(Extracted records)
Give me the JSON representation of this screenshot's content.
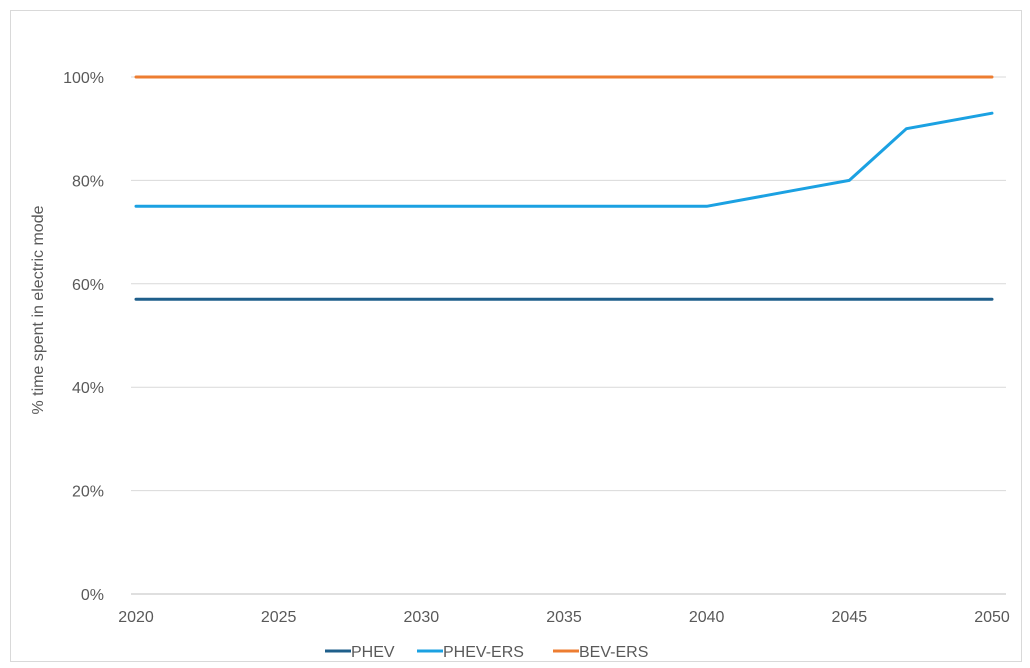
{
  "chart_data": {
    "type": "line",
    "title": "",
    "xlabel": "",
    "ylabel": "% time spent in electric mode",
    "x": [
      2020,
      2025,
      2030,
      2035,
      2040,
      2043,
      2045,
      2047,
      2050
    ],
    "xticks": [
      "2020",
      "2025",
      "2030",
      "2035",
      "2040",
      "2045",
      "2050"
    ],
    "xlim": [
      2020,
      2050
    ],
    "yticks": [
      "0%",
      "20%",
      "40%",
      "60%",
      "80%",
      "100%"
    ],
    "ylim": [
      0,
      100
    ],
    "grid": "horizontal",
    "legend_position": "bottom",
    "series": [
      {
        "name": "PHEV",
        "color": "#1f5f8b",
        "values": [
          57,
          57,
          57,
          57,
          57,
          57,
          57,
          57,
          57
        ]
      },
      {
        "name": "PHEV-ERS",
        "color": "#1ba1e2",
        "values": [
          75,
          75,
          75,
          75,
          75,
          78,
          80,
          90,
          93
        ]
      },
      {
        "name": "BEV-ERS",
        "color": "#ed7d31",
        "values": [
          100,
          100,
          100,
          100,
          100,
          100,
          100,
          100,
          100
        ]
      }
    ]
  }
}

EXERCISE AIM —
Copy all the entries word for word. Omit any pictures.

SOLUTION TO THIS EXERCISE —
Give me the JSON representation of this screenshot's content.
{
  "chart_data": {
    "type": "line",
    "title": "",
    "xlabel": "",
    "ylabel": "% time spent in electric mode",
    "x": [
      2020,
      2025,
      2030,
      2035,
      2040,
      2043,
      2045,
      2047,
      2050
    ],
    "xticks": [
      "2020",
      "2025",
      "2030",
      "2035",
      "2040",
      "2045",
      "2050"
    ],
    "xlim": [
      2020,
      2050
    ],
    "yticks": [
      "0%",
      "20%",
      "40%",
      "60%",
      "80%",
      "100%"
    ],
    "ylim": [
      0,
      100
    ],
    "grid": "horizontal",
    "legend_position": "bottom",
    "series": [
      {
        "name": "PHEV",
        "color": "#1f5f8b",
        "values": [
          57,
          57,
          57,
          57,
          57,
          57,
          57,
          57,
          57
        ]
      },
      {
        "name": "PHEV-ERS",
        "color": "#1ba1e2",
        "values": [
          75,
          75,
          75,
          75,
          75,
          78,
          80,
          90,
          93
        ]
      },
      {
        "name": "BEV-ERS",
        "color": "#ed7d31",
        "values": [
          100,
          100,
          100,
          100,
          100,
          100,
          100,
          100,
          100
        ]
      }
    ]
  }
}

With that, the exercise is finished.